WRITTEN PROBLEM - Take the records underneath and set them down exactly.

Figure collection entries -
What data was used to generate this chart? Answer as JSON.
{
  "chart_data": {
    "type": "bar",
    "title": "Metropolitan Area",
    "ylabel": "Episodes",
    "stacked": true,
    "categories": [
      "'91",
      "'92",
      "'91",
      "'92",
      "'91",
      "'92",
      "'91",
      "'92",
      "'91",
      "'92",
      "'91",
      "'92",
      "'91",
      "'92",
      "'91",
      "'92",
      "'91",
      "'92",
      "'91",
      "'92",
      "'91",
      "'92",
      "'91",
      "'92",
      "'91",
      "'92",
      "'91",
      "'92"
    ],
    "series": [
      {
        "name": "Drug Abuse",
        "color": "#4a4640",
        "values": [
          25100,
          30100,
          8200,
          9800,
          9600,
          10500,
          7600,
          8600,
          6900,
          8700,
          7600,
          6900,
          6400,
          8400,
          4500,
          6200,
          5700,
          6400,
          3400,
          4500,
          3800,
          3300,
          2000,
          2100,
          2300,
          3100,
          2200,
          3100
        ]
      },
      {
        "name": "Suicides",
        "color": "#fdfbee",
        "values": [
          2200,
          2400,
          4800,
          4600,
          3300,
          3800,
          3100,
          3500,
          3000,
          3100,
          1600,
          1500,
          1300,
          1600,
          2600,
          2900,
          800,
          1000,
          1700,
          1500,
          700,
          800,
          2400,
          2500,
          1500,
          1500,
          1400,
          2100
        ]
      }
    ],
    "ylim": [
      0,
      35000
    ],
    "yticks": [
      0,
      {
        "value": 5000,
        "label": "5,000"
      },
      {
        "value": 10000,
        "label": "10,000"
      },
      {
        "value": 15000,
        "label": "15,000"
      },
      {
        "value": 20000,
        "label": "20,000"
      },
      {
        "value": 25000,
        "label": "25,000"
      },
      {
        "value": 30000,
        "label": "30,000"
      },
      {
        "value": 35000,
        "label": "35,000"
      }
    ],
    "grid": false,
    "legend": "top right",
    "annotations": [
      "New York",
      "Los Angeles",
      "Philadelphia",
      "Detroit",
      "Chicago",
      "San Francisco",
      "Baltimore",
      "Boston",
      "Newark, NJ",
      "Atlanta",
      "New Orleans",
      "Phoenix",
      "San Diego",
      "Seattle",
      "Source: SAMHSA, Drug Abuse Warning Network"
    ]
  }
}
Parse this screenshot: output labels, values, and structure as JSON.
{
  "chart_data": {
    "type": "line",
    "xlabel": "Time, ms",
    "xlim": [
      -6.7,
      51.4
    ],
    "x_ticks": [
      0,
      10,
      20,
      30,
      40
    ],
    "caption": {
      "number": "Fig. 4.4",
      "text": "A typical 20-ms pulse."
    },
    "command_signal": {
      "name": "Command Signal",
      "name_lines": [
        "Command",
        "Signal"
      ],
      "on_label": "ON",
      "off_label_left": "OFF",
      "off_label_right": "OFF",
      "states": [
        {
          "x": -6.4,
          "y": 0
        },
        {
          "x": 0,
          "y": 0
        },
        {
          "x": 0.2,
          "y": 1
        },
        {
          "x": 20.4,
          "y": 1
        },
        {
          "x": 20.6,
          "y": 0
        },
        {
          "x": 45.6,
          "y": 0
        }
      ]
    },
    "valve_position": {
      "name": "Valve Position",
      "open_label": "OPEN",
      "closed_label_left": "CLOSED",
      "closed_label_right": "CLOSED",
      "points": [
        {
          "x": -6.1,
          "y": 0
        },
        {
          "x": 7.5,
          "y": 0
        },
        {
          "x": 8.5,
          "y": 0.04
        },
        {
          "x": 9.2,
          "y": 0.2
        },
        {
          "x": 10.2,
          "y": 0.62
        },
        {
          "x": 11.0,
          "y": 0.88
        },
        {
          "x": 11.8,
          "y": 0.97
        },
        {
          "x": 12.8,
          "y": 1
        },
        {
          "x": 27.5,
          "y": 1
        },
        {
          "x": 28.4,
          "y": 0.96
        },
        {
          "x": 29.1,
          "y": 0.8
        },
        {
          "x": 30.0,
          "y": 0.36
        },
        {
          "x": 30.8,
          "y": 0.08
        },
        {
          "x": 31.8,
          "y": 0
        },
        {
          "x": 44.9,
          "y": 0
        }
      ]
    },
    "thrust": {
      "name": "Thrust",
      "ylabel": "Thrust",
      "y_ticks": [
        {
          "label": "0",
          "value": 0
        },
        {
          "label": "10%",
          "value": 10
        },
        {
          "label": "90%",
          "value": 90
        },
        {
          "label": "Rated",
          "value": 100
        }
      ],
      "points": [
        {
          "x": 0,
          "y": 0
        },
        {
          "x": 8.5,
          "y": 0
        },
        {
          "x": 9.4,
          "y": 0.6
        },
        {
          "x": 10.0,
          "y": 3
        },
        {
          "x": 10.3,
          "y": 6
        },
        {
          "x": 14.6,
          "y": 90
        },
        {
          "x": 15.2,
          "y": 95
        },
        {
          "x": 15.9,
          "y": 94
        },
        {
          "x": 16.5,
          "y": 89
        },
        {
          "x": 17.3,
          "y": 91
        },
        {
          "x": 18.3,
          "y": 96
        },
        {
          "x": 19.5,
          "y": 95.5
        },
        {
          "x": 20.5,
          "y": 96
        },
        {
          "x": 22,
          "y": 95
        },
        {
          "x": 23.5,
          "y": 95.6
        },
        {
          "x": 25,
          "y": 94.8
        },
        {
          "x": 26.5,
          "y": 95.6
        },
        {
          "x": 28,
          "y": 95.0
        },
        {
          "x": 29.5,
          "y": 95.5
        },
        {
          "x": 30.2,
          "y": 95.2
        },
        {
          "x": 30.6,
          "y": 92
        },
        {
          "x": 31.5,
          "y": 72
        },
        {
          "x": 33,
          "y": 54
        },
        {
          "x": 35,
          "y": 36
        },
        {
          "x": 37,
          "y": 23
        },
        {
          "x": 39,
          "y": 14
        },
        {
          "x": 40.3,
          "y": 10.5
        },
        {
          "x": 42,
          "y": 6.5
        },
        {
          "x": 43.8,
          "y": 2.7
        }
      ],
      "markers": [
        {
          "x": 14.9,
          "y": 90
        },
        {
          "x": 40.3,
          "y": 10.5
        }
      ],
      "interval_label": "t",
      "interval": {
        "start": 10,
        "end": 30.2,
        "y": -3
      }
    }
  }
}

OUTPUT -
What data was used to generate this chart? Answer as JSON.
{
  "chart_data": {
    "type": "bar",
    "title": "Metropolitan Area",
    "ylabel": "Episodes",
    "stacked": true,
    "categories": [
      "'91",
      "'92",
      "'91",
      "'92",
      "'91",
      "'92",
      "'91",
      "'92",
      "'91",
      "'92",
      "'91",
      "'92",
      "'91",
      "'92",
      "'91",
      "'92",
      "'91",
      "'92",
      "'91",
      "'92",
      "'91",
      "'92",
      "'91",
      "'92",
      "'91",
      "'92",
      "'91",
      "'92"
    ],
    "series": [
      {
        "name": "Drug Abuse",
        "color": "#4a4640",
        "values": [
          25100,
          30100,
          8200,
          9800,
          9600,
          10500,
          7600,
          8600,
          6900,
          8700,
          7600,
          6900,
          6400,
          8400,
          4500,
          6200,
          5700,
          6400,
          3400,
          4500,
          3800,
          3300,
          2000,
          2100,
          2300,
          3100,
          2200,
          3100
        ]
      },
      {
        "name": "Suicides",
        "color": "#fdfbee",
        "values": [
          2200,
          2400,
          4800,
          4600,
          3300,
          3800,
          3100,
          3500,
          3000,
          3100,
          1600,
          1500,
          1300,
          1600,
          2600,
          2900,
          800,
          1000,
          1700,
          1500,
          700,
          800,
          2400,
          2500,
          1500,
          1500,
          1400,
          2100
        ]
      }
    ],
    "ylim": [
      0,
      35000
    ],
    "yticks": [
      0,
      {
        "value": 5000,
        "label": "5,000"
      },
      {
        "value": 10000,
        "label": "10,000"
      },
      {
        "value": 15000,
        "label": "15,000"
      },
      {
        "value": 20000,
        "label": "20,000"
      },
      {
        "value": 25000,
        "label": "25,000"
      },
      {
        "value": 30000,
        "label": "30,000"
      },
      {
        "value": 35000,
        "label": "35,000"
      }
    ],
    "grid": false,
    "legend": "top right",
    "annotations": [
      "New York",
      "Los Angeles",
      "Philadelphia",
      "Detroit",
      "Chicago",
      "San Francisco",
      "Baltimore",
      "Boston",
      "Newark, NJ",
      "Atlanta",
      "New Orleans",
      "Phoenix",
      "San Diego",
      "Seattle",
      "Source: SAMHSA, Drug Abuse Warning Network"
    ]
  }
}
Parse this screenshot: output labels, values, and structure as JSON.
{
  "chart_data": {
    "type": "line",
    "xlabel": "Time, ms",
    "xlim": [
      -6.7,
      51.4
    ],
    "x_ticks": [
      0,
      10,
      20,
      30,
      40
    ],
    "caption": {
      "number": "Fig. 4.4",
      "text": "A typical 20-ms pulse."
    },
    "command_signal": {
      "name": "Command Signal",
      "name_lines": [
        "Command",
        "Signal"
      ],
      "on_label": "ON",
      "off_label_left": "OFF",
      "off_label_right": "OFF",
      "states": [
        {
          "x": -6.4,
          "y": 0
        },
        {
          "x": 0,
          "y": 0
        },
        {
          "x": 0.2,
          "y": 1
        },
        {
          "x": 20.4,
          "y": 1
        },
        {
          "x": 20.6,
          "y": 0
        },
        {
          "x": 45.6,
          "y": 0
        }
      ]
    },
    "valve_position": {
      "name": "Valve Position",
      "open_label": "OPEN",
      "closed_label_left": "CLOSED",
      "closed_label_right": "CLOSED",
      "points": [
        {
          "x": -6.1,
          "y": 0
        },
        {
          "x": 7.5,
          "y": 0
        },
        {
          "x": 8.5,
          "y": 0.04
        },
        {
          "x": 9.2,
          "y": 0.2
        },
        {
          "x": 10.2,
          "y": 0.62
        },
        {
          "x": 11.0,
          "y": 0.88
        },
        {
          "x": 11.8,
          "y": 0.97
        },
        {
          "x": 12.8,
          "y": 1
        },
        {
          "x": 27.5,
          "y": 1
        },
        {
          "x": 28.4,
          "y": 0.96
        },
        {
          "x": 29.1,
          "y": 0.8
        },
        {
          "x": 30.0,
          "y": 0.36
        },
        {
          "x": 30.8,
          "y": 0.08
        },
        {
          "x": 31.8,
          "y": 0
        },
        {
          "x": 44.9,
          "y": 0
        }
      ]
    },
    "thrust": {
      "name": "Thrust",
      "ylabel": "Thrust",
      "y_ticks": [
        {
          "label": "0",
          "value": 0
        },
        {
          "label": "10%",
          "value": 10
        },
        {
          "label": "90%",
          "value": 90
        },
        {
          "label": "Rated",
          "value": 100
        }
      ],
      "points": [
        {
          "x": 0,
          "y": 0
        },
        {
          "x": 8.5,
          "y": 0
        },
        {
          "x": 9.4,
          "y": 0.6
        },
        {
          "x": 10.0,
          "y": 3
        },
        {
          "x": 10.3,
          "y": 6
        },
        {
          "x": 14.6,
          "y": 90
        },
        {
          "x": 15.2,
          "y": 95
        },
        {
          "x": 15.9,
          "y": 94
        },
        {
          "x": 16.5,
          "y": 89
        },
        {
          "x": 17.3,
          "y": 91
        },
        {
          "x": 18.3,
          "y": 96
        },
        {
          "x": 19.5,
          "y": 95.5
        },
        {
          "x": 20.5,
          "y": 96
        },
        {
          "x": 22,
          "y": 95
        },
        {
          "x": 23.5,
          "y": 95.6
        },
        {
          "x": 25,
          "y": 94.8
        },
        {
          "x": 26.5,
          "y": 95.6
        },
        {
          "x": 28,
          "y": 95.0
        },
        {
          "x": 29.5,
          "y": 95.5
        },
        {
          "x": 30.2,
          "y": 95.2
        },
        {
          "x": 30.6,
          "y": 92
        },
        {
          "x": 31.5,
          "y": 72
        },
        {
          "x": 33,
          "y": 54
        },
        {
          "x": 35,
          "y": 36
        },
        {
          "x": 37,
          "y": 23
        },
        {
          "x": 39,
          "y": 14
        },
        {
          "x": 40.3,
          "y": 10.5
        },
        {
          "x": 42,
          "y": 6.5
        },
        {
          "x": 43.8,
          "y": 2.7
        }
      ],
      "markers": [
        {
          "x": 14.9,
          "y": 90
        },
        {
          "x": 40.3,
          "y": 10.5
        }
      ],
      "interval_label": "t",
      "interval": {
        "start": 10,
        "end": 30.2,
        "y": -3
      }
    }
  }
}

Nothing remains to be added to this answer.